Some records
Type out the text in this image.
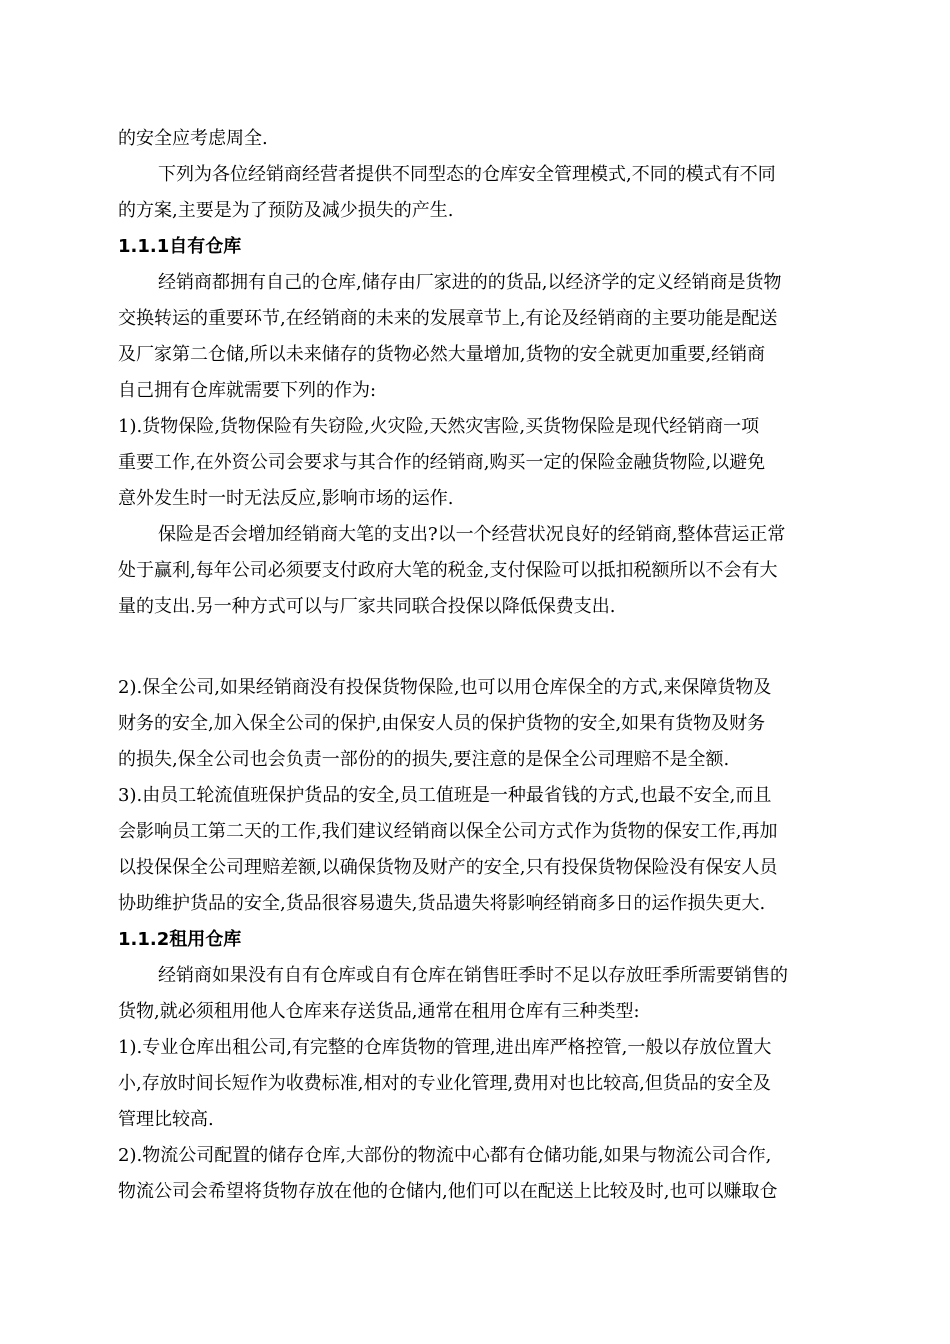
的安全应考虑周全.
下列为各位经销商经营者提供不同型态的仓库安全管理模式,不同的模式有不同
的方案,主要是为了预防及减少损失的产生.
1.1.1自有仓库
经销商都拥有自己的仓库,储存由厂家进的的货品,以经济学的定义经销商是货物
交换转运的重要环节,在经销商的未来的发展章节上,有论及经销商的主要功能是配送
及厂家第二仓储,所以未来储存的货物必然大量增加,货物的安全就更加重要,经销商
自己拥有仓库就需要下列的作为:
1).货物保险,货物保险有失窃险,火灾险,天然灾害险,买货物保险是现代经销商一项
重要工作,在外资公司会要求与其合作的经销商,购买一定的保险金融货物险,以避免
意外发生时一时无法反应,影响市场的运作.
保险是否会增加经销商大笔的支出?以一个经营状况良好的经销商,整体营运正常
处于赢利,每年公司必须要支付政府大笔的税金,支付保险可以抵扣税额所以不会有大
量的支出.另一种方式可以与厂家共同联合投保以降低保费支出.
2).保全公司,如果经销商没有投保货物保险,也可以用仓库保全的方式,来保障货物及
财务的安全,加入保全公司的保护,由保安人员的保护货物的安全,如果有货物及财务
的损失,保全公司也会负责一部份的的损失,要注意的是保全公司理赔不是全额.
3).由员工轮流值班保护货品的安全,员工值班是一种最省钱的方式,也最不安全,而且
会影响员工第二天的工作,我们建议经销商以保全公司方式作为货物的保安工作,再加
以投保保全公司理赔差额,以确保货物及财产的安全,只有投保货物保险没有保安人员
协助维护货品的安全,货品很容易遗失,货品遗失将影响经销商多日的运作损失更大.
1.1.2租用仓库
经销商如果没有自有仓库或自有仓库在销售旺季时不足以存放旺季所需要销售的
货物,就必须租用他人仓库来存送货品,通常在租用仓库有三种类型:
1).专业仓库出租公司,有完整的仓库货物的管理,进出库严格控管,一般以存放位置大
小,存放时间长短作为收费标准,相对的专业化管理,费用对也比较高,但货品的安全及
管理比较高.
2).物流公司配置的储存仓库,大部份的物流中心都有仓储功能,如果与物流公司合作,
物流公司会希望将货物存放在他的仓储内,他们可以在配送上比较及时,也可以赚取仓
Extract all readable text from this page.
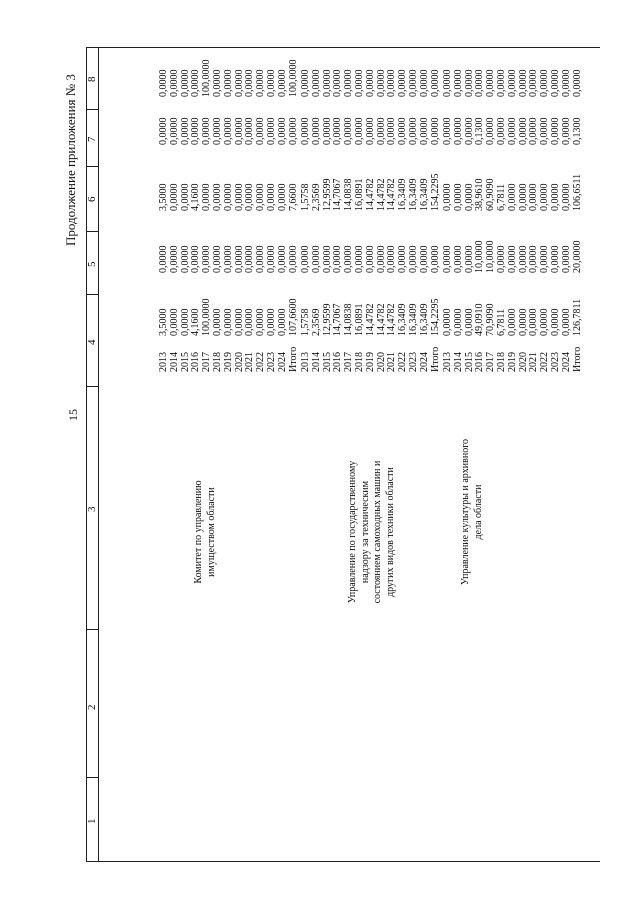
15
Продолжение приложения № 3
1
2
3
4
5
6
7
8
Комитет по управлению имуществом области
2013 2014 2015 2016 2017 2018 2019 2020 2021 2022 2023 2024 Итого
3,5000 0,0000 0,0000 4,1600 100,0000 0,0000 0,0000 0,0000 0,0000 0,0000 0,0000 0,0000 107,6600
0,0000 0,0000 0,0000 0,0000 0,0000 0,0000 0,0000 0,0000 0,0000 0,0000 0,0000 0,0000 0,0000
3,5000 0,0000 0,0000 4,1600 0,0000 0,0000 0,0000 0,0000 0,0000 0,0000 0,0000 0,0000 7,6600
0,0000 0,0000 0,0000 0,0000 0,0000 0,0000 0,0000 0,0000 0,0000 0,0000 0,0000 0,0000 0,0000
0,0000 0,0000 0,0000 0,0000 100,0000 0,0000 0,0000 0,0000 0,0000 0,0000 0,0000 0,0000 100,0000
Управление по государственному надзору за техническим состоянием самоходных машин и других видов техники области
2013 2014 2015 2016 2017 2018 2019 2020 2021 2022 2023 2024 Итого
1,5758 2,3569 12,9599 14,7067 14,0838 16,0891 14,4782 14,4782 14,4782 16,3409 16,3409 16,3409 154,2295
0,0000 0,0000 0,0000 0,0000 0,0000 0,0000 0,0000 0,0000 0,0000 0,0000 0,0000 0,0000 0,0000
1,5758 2,3569 12,9599 14,7067 14,0838 16,0891 14,4782 14,4782 14,4782 16,3409 16,3409 16,3409 154,2295
0,0000 0,0000 0,0000 0,0000 0,0000 0,0000 0,0000 0,0000 0,0000 0,0000 0,0000 0,0000 0,0000
0,0000 0,0000 0,0000 0,0000 0,0000 0,0000 0,0000 0,0000 0,0000 0,0000 0,0000 0,0000 0,0000
Управление культуры и архивного дела области
2013 2014 2015 2016 2017 2018 2019 2020 2021 2022 2023 2024 Итого
0,0000 0,0000 0,0000 49,0910 70,9090 6,7811 0,0000 0,0000 0,0000 0,0000 0,0000 0,0000 126,7811
0,0000 0,0000 0,0000 10,0000 10,0000 0,0000 0,0000 0,0000 0,0000 0,0000 0,0000 0,0000 20,0000
0,0000 0,0000 0,0000 38,9610 60,9090 6,7811 0,0000 0,0000 0,0000 0,0000 0,0000 0,0000 106,6511
0,0000 0,0000 0,0000 0,1300 0,0000 0,0000 0,0000 0,0000 0,0000 0,0000 0,0000 0,0000 0,1300
0,0000 0,0000 0,0000 0,0000 0,0000 0,0000 0,0000 0,0000 0,0000 0,0000 0,0000 0,0000 0,0000
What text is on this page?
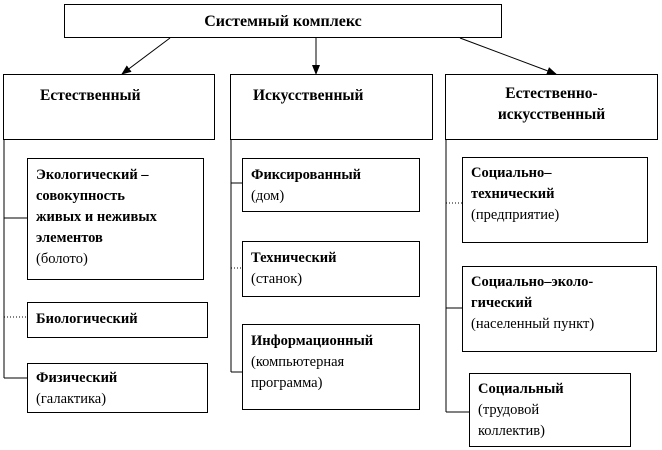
Системный комплекс
Естественный	Искусственный	Естественно-
искусственный
Экологический –
совокупность
живых и неживых
элементов
(болото)
Биологический
Физический
(галактика)
Фиксированный
(дом)
Технический
(станок)
Информационный
(компьютерная
программа)
Социально–
технический
(предприятие)
Социально–эколо-
гический
(населенный пункт)
Социальный
(трудовой
коллектив)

[What to work on]:
For this exercise, gather every line of the data that contains the word "text".

[Task result]:
Type out the text in this image.
Extract all readable text from this page.
What text is on this page?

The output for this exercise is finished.